● Task description:
Please pull out every line that includes the string "ylabel".

● Input records:
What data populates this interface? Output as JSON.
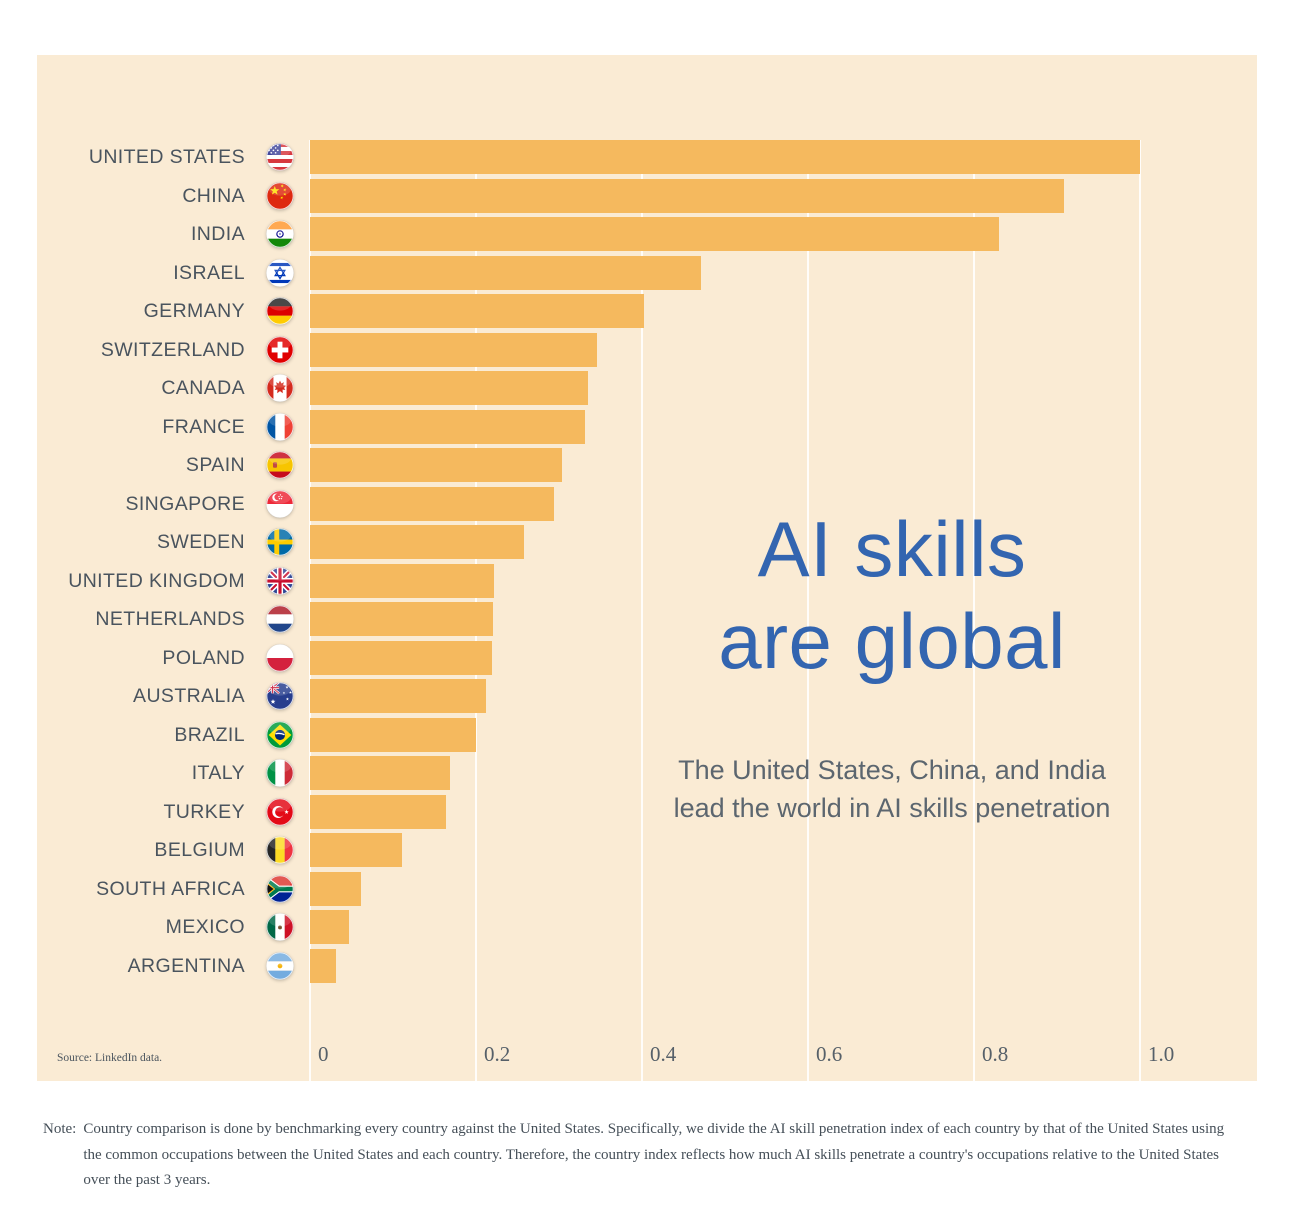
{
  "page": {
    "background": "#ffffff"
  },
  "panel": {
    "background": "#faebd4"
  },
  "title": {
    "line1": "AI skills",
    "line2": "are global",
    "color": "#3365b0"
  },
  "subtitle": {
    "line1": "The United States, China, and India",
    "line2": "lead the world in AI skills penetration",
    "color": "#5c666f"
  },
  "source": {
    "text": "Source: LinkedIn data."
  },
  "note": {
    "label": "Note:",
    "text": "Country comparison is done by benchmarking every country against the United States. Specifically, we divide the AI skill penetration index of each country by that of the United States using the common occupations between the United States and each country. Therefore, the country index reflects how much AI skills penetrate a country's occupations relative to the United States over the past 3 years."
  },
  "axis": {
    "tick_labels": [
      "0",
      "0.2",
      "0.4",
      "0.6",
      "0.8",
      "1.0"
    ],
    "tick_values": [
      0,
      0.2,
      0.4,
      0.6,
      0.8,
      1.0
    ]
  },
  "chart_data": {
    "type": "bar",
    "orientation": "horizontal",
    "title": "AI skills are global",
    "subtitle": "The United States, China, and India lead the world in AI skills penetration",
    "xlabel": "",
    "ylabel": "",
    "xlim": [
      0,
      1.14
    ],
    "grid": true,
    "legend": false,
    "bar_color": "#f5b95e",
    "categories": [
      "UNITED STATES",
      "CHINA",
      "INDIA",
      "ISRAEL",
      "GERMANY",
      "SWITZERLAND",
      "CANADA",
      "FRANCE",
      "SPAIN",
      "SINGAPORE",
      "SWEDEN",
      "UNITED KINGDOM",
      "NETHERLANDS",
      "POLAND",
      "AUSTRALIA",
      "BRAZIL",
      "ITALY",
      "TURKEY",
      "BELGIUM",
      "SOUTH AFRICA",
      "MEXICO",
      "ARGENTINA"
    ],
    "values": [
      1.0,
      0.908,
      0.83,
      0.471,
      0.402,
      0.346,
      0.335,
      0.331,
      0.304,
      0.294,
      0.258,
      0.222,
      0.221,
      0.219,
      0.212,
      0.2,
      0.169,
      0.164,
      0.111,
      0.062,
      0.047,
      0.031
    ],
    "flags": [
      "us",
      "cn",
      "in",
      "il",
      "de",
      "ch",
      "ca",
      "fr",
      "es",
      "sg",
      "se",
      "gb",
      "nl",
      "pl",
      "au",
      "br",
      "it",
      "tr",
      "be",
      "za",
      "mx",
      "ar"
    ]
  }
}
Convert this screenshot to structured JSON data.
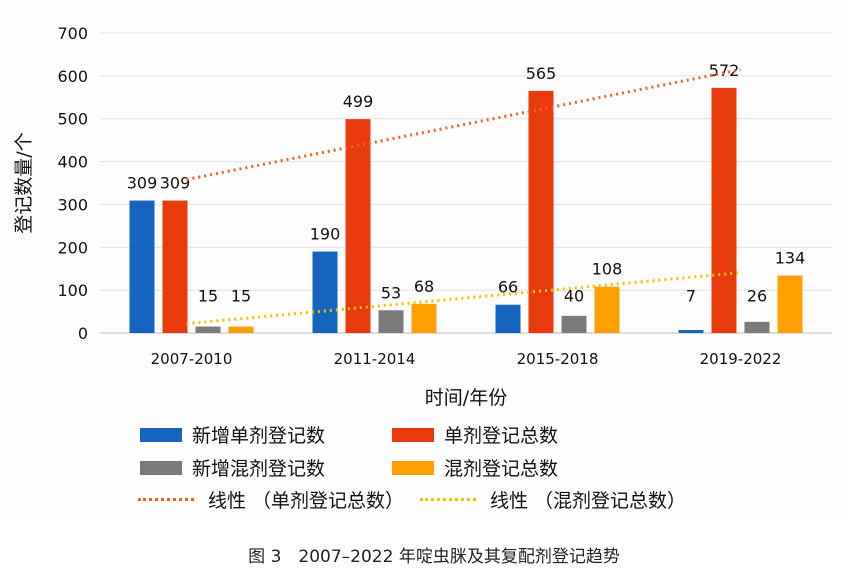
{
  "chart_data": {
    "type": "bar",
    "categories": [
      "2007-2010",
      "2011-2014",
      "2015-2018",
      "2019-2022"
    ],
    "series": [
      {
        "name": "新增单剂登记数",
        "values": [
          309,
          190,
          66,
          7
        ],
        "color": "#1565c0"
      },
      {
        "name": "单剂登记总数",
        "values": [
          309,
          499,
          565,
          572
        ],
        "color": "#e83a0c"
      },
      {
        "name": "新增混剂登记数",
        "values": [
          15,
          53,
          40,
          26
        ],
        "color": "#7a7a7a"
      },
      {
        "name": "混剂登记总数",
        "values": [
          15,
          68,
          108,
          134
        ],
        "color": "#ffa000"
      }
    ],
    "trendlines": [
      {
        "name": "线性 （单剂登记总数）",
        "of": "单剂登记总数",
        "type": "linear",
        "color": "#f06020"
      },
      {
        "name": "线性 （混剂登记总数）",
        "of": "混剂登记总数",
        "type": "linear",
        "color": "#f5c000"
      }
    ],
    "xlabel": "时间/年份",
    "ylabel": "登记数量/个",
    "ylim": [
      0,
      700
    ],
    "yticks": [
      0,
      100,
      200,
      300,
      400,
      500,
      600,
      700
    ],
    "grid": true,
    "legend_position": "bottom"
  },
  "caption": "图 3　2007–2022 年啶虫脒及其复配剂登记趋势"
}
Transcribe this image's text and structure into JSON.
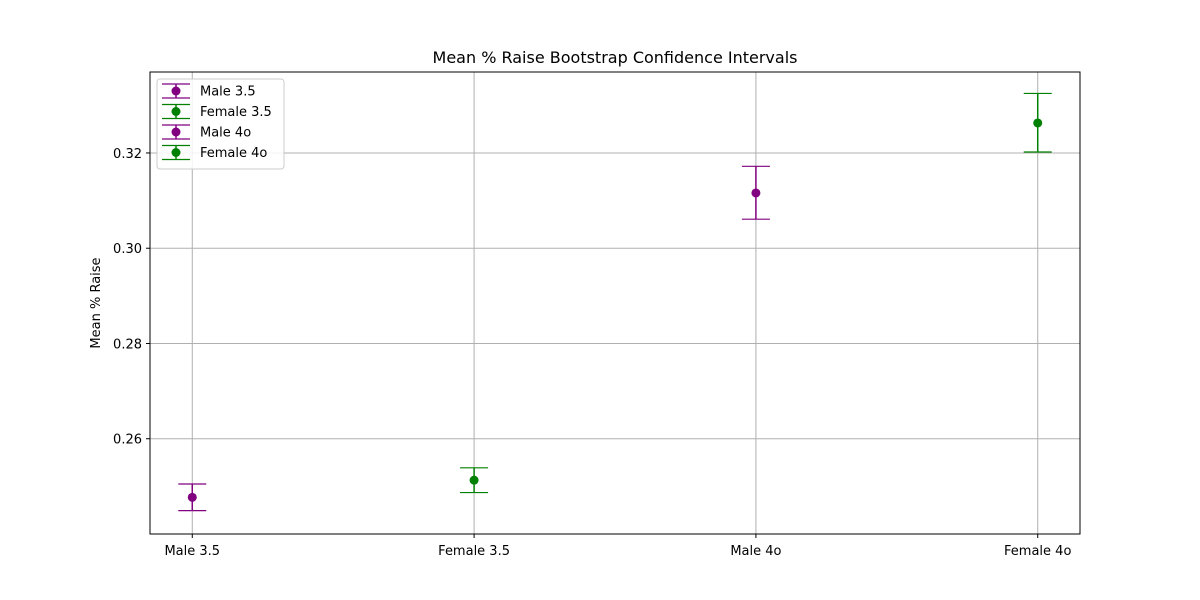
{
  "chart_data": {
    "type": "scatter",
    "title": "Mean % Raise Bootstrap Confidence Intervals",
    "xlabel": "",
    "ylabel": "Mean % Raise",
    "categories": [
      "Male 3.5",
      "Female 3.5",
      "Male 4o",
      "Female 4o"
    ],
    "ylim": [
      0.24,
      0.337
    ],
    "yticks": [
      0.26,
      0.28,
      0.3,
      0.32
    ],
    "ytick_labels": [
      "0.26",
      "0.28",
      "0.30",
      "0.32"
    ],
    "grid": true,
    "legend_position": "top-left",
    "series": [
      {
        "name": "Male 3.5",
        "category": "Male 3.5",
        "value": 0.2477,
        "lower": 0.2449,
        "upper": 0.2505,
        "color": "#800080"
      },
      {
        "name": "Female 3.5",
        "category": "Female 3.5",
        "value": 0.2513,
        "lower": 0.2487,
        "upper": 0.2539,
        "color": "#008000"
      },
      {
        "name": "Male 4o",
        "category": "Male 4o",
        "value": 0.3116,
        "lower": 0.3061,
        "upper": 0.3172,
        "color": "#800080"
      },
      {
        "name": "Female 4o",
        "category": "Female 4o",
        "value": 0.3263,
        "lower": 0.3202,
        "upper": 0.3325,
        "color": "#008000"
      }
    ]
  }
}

---

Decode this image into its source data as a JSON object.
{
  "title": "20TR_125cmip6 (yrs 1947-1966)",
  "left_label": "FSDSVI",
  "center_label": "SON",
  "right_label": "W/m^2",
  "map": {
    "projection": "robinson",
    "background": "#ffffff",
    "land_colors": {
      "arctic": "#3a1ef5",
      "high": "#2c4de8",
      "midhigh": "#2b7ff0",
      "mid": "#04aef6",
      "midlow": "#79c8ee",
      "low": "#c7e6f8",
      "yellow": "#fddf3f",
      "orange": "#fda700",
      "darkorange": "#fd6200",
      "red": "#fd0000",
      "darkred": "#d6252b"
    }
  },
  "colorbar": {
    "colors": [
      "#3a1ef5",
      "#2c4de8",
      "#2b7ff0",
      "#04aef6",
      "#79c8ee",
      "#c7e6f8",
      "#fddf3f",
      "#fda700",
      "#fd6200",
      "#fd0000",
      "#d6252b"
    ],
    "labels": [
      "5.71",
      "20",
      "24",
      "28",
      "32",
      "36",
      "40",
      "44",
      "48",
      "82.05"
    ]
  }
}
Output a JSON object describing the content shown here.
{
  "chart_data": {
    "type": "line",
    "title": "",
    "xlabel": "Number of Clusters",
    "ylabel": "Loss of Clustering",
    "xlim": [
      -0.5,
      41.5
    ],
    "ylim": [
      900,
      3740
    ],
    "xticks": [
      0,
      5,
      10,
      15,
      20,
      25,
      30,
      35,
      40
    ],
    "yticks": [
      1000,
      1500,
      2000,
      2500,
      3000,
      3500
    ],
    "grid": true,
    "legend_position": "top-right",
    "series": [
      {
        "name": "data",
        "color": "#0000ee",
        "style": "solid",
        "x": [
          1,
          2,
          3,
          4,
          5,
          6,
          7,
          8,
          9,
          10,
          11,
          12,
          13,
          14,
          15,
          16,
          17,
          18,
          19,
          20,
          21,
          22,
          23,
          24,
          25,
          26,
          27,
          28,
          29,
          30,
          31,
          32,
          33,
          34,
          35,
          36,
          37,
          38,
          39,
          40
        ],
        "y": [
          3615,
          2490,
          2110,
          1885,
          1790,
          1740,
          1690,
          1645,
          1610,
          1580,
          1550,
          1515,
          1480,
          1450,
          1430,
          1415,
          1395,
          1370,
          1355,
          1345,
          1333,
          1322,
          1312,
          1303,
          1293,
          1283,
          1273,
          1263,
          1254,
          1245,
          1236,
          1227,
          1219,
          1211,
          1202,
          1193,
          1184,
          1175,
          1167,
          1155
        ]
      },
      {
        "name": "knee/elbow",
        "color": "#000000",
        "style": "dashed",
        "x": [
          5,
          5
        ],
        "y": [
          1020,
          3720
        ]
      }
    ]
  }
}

---

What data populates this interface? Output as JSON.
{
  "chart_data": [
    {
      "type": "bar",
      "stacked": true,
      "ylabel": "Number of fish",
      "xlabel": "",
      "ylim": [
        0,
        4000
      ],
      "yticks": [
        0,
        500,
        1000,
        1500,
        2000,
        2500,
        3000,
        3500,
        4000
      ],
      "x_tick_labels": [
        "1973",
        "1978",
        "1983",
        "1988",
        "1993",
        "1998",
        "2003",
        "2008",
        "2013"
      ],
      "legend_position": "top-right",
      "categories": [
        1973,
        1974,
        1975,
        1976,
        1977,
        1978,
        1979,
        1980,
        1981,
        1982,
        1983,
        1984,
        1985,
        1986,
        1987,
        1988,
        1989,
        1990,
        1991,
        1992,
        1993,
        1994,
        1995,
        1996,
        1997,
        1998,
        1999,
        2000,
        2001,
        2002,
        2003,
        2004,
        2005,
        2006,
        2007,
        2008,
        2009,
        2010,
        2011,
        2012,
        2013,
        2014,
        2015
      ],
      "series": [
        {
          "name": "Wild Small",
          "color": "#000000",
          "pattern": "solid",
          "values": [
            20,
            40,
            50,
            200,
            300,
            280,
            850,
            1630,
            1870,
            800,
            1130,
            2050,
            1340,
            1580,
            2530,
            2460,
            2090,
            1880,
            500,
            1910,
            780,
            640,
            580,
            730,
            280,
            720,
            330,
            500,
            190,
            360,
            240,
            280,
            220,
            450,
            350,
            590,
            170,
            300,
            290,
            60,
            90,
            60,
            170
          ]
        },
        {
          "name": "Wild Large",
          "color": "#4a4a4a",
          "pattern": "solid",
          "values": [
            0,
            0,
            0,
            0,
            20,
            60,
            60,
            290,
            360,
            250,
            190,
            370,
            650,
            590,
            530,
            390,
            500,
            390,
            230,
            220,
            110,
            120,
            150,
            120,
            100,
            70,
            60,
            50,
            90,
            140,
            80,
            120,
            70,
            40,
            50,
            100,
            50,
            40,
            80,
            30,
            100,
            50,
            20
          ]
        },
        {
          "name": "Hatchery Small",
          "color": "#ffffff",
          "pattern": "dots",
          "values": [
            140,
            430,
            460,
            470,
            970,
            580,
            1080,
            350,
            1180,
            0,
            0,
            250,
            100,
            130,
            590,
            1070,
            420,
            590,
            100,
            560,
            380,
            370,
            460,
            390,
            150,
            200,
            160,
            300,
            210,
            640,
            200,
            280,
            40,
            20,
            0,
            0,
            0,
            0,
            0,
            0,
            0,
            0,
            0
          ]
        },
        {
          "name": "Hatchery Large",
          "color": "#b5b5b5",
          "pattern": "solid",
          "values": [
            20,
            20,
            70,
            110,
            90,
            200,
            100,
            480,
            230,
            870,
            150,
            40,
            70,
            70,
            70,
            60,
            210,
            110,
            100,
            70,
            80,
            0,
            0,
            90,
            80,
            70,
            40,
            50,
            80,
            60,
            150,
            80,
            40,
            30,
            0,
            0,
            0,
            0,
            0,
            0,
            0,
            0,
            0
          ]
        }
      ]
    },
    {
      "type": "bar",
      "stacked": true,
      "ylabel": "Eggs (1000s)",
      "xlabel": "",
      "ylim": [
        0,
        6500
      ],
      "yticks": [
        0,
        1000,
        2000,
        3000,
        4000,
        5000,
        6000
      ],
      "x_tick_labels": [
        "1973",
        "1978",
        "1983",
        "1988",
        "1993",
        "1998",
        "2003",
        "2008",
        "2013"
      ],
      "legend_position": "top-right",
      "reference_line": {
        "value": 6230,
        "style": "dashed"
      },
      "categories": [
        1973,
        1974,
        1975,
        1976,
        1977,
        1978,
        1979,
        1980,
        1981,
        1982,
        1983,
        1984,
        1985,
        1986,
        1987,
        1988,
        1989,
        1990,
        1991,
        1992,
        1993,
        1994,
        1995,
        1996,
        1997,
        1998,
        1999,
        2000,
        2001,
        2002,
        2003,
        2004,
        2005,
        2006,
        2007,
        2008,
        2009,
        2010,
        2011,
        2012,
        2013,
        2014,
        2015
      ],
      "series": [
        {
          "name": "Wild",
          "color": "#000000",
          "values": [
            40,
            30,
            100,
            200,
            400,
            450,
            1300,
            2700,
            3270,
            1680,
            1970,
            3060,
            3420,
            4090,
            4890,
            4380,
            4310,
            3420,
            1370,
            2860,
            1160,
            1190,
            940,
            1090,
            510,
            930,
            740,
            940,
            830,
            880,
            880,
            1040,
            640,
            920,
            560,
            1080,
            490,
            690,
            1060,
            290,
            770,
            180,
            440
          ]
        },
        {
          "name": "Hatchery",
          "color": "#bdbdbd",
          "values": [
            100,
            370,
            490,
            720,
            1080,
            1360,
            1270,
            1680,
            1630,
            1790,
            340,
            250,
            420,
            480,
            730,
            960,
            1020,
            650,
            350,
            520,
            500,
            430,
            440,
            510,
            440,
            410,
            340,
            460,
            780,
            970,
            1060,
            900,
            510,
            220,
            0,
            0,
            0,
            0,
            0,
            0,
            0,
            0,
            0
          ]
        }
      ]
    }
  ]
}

● Written response:
    "ylabel": "",
    "ylabel": "登记数量/个",
    "ylabel": "Mean % Raise",
    "ylabel": "Loss of Clustering",
      "ylabel": "Number of fish",
      "ylabel": "Eggs (1000s)",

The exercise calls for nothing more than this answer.